### What you need to do:
Nothing but the pictures may be dropped; the rest of the listing is to be written out exactly.

________________________

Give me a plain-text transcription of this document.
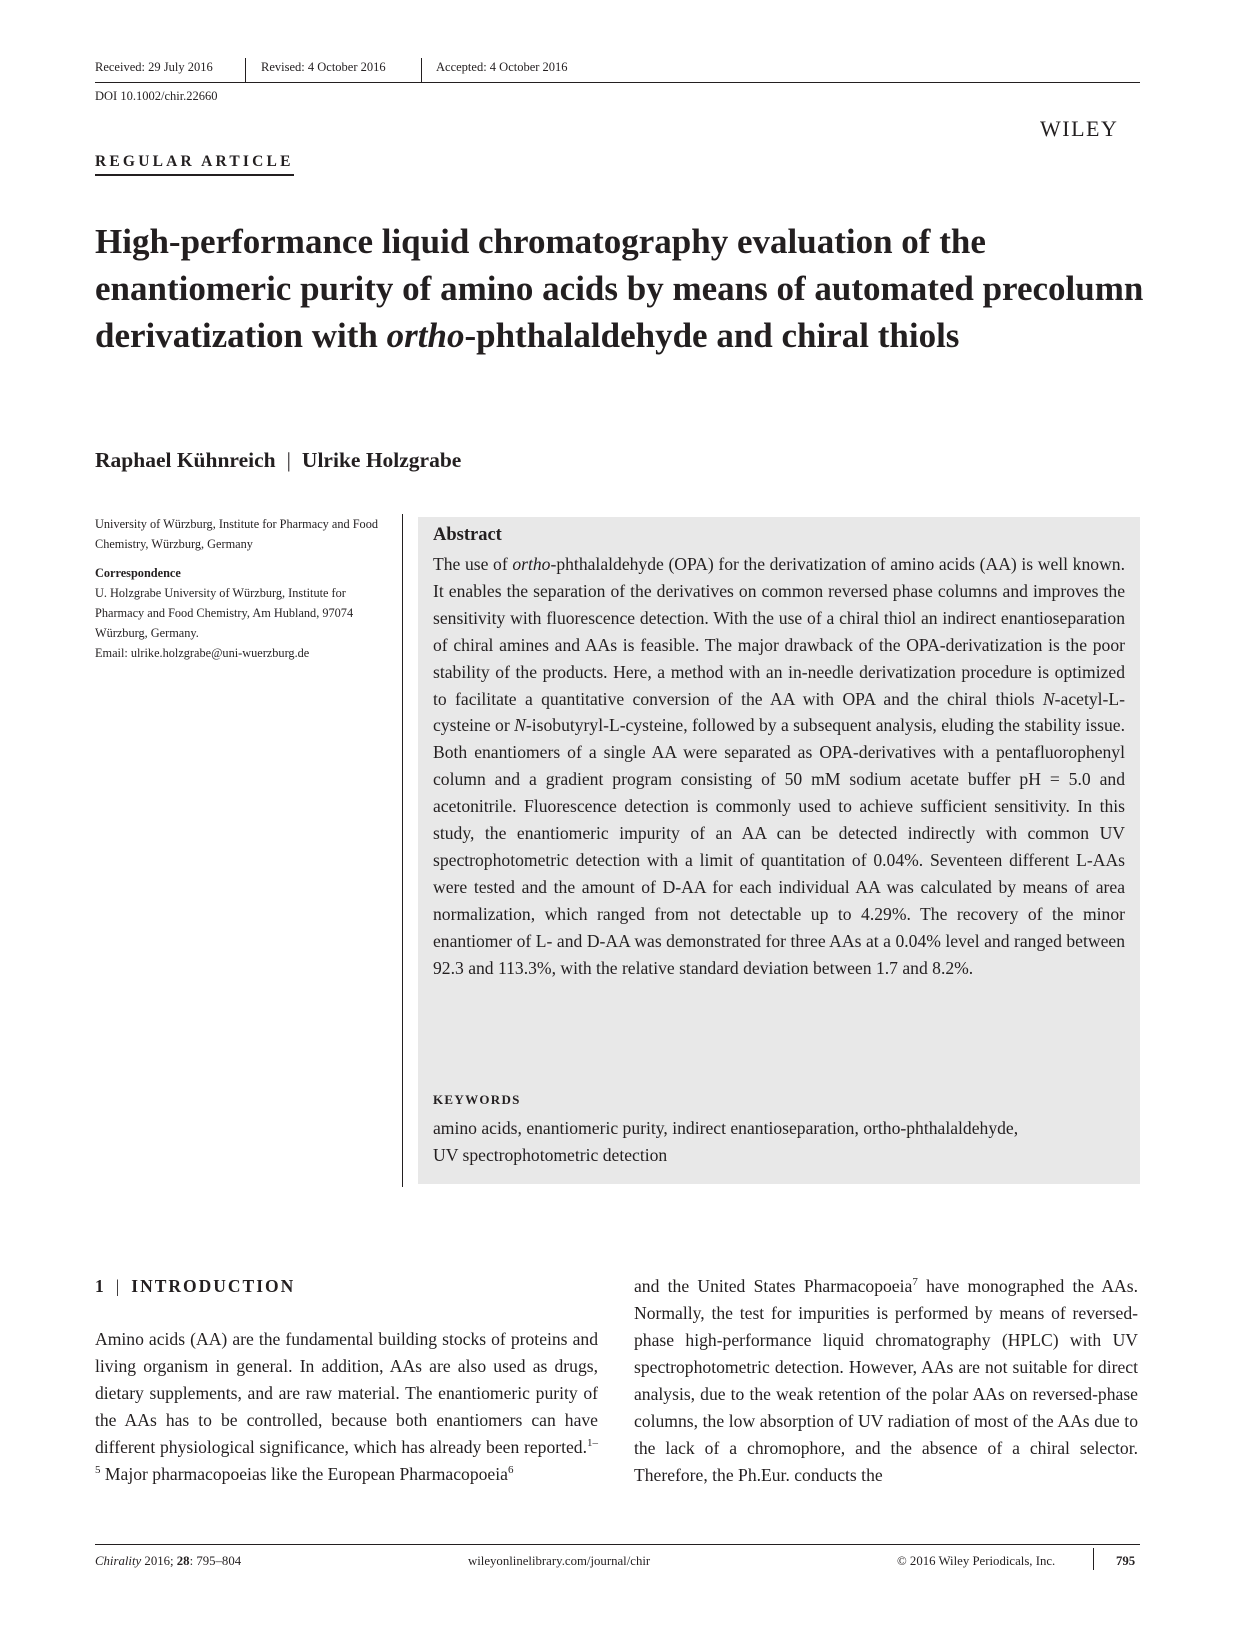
Received: 29 July 2016	Revised: 4 October 2016	Accepted: 4 October 2016
DOI 10.1002/chir.22660
WILEY
REGULAR ARTICLE
High-performance liquid chromatography evaluation of the enantiomeric purity of amino acids by means of automated precolumn derivatization with ortho-phthalaldehyde and chiral thiols
Raphael Kühnreich | Ulrike Holzgrabe
University of Würzburg, Institute for Pharmacy and Food Chemistry, Würzburg, Germany
Correspondence
U. Holzgrabe University of Würzburg, Institute for Pharmacy and Food Chemistry, Am Hubland, 97074 Würzburg, Germany.
Email: ulrike.holzgrabe@uni-wuerzburg.de
Abstract
The use of ortho-phthalaldehyde (OPA) for the derivatization of amino acids (AA) is well known. It enables the separation of the derivatives on common reversed phase columns and improves the sensitivity with fluorescence detection. With the use of a chiral thiol an indirect enantioseparation of chiral amines and AAs is feasible. The major drawback of the OPA-derivatization is the poor stability of the products. Here, a method with an in-needle derivatization procedure is optimized to facilitate a quantitative conversion of the AA with OPA and the chiral thiols N-acetyl-L-cysteine or N-isobutyryl-L-cysteine, followed by a subsequent analysis, eluding the stability issue. Both enantiomers of a single AA were separated as OPA-derivatives with a pentafluorophenyl column and a gradient program consisting of 50 mM sodium acetate buffer pH = 5.0 and acetonitrile. Fluorescence detection is commonly used to achieve sufficient sensitivity. In this study, the enantiomeric impurity of an AA can be detected indirectly with common UV spectrophotometric detection with a limit of quantitation of 0.04%. Seventeen different L-AAs were tested and the amount of D-AA for each individual AA was calculated by means of area normalization, which ranged from not detectable up to 4.29%. The recovery of the minor enantiomer of L- and D-AA was demonstrated for three AAs at a 0.04% level and ranged between 92.3 and 113.3%, with the relative standard deviation between 1.7 and 8.2%.
KEYWORDS
amino acids, enantiomeric purity, indirect enantioseparation, ortho-phthalaldehyde,
UV spectrophotometric detection
1 | INTRODUCTION
Amino acids (AA) are the fundamental building stocks of proteins and living organism in general. In addition, AAs are also used as drugs, dietary supplements, and are raw material. The enantiomeric purity of the AAs has to be controlled, because both enantiomers can have different physiological significance, which has already been reported.$^{1-5}$ Major pharmacopoeias like the European Pharmacopoeia$^6$
and the United States Pharmacopoeia$^7$ have monographed the AAs. Normally, the test for impurities is performed by means of reversed-phase high-performance liquid chromatography (HPLC) with UV spectrophotometric detection. However, AAs are not suitable for direct analysis, due to the weak retention of the polar AAs on reversed-phase columns, the low absorption of UV radiation of most of the AAs due to the lack of a chromophore, and the absence of a chiral selector. Therefore, the Ph.Eur. conducts the
Chirality 2016; 28: 795–804	wileyonlinelibrary.com/journal/chir	© 2016 Wiley Periodicals, Inc.	795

________________________

### The answer:
Give me a plain-text transcription of this document.
Received: 29 July 2016	Revised: 4 October 2016	Accepted: 4 October 2016
DOI 10.1002/chir.22660
WILEY
REGULAR ARTICLE
High-performance liquid chromatography evaluation of the enantiomeric purity of amino acids by means of automated precolumn derivatization with ortho-phthalaldehyde and chiral thiols
Raphael Kühnreich | Ulrike Holzgrabe
University of Würzburg, Institute for Pharmacy and Food Chemistry, Würzburg, Germany
Correspondence
U. Holzgrabe University of Würzburg, Institute for Pharmacy and Food Chemistry, Am Hubland, 97074 Würzburg, Germany.
Email: ulrike.holzgrabe@uni-wuerzburg.de
Abstract
The use of ortho-phthalaldehyde (OPA) for the derivatization of amino acids (AA) is well known. It enables the separation of the derivatives on common reversed phase columns and improves the sensitivity with fluorescence detection. With the use of a chiral thiol an indirect enantioseparation of chiral amines and AAs is feasible. The major drawback of the OPA-derivatization is the poor stability of the products. Here, a method with an in-needle derivatization procedure is optimized to facilitate a quantitative conversion of the AA with OPA and the chiral thiols N-acetyl-L-cysteine or N-isobutyryl-L-cysteine, followed by a subsequent analysis, eluding the stability issue. Both enantiomers of a single AA were separated as OPA-derivatives with a pentafluorophenyl column and a gradient program consisting of 50 mM sodium acetate buffer pH = 5.0 and acetonitrile. Fluorescence detection is commonly used to achieve sufficient sensitivity. In this study, the enantiomeric impurity of an AA can be detected indirectly with common UV spectrophotometric detection with a limit of quantitation of 0.04%. Seventeen different L-AAs were tested and the amount of D-AA for each individual AA was calculated by means of area normalization, which ranged from not detectable up to 4.29%. The recovery of the minor enantiomer of L- and D-AA was demonstrated for three AAs at a 0.04% level and ranged between 92.3 and 113.3%, with the relative standard deviation between 1.7 and 8.2%.
KEYWORDS
amino acids, enantiomeric purity, indirect enantioseparation, ortho-phthalaldehyde,
UV spectrophotometric detection
1 | INTRODUCTION
Amino acids (AA) are the fundamental building stocks of proteins and living organism in general. In addition, AAs are also used as drugs, dietary supplements, and are raw material. The enantiomeric purity of the AAs has to be controlled, because both enantiomers can have different physiological significance, which has already been reported.$^{1-5}$ Major pharmacopoeias like the European Pharmacopoeia$^6$
and the United States Pharmacopoeia$^7$ have monographed the AAs. Normally, the test for impurities is performed by means of reversed-phase high-performance liquid chromatography (HPLC) with UV spectrophotometric detection. However, AAs are not suitable for direct analysis, due to the weak retention of the polar AAs on reversed-phase columns, the low absorption of UV radiation of most of the AAs due to the lack of a chromophore, and the absence of a chiral selector. Therefore, the Ph.Eur. conducts the
Chirality 2016; 28: 795–804	wileyonlinelibrary.com/journal/chir	© 2016 Wiley Periodicals, Inc.	795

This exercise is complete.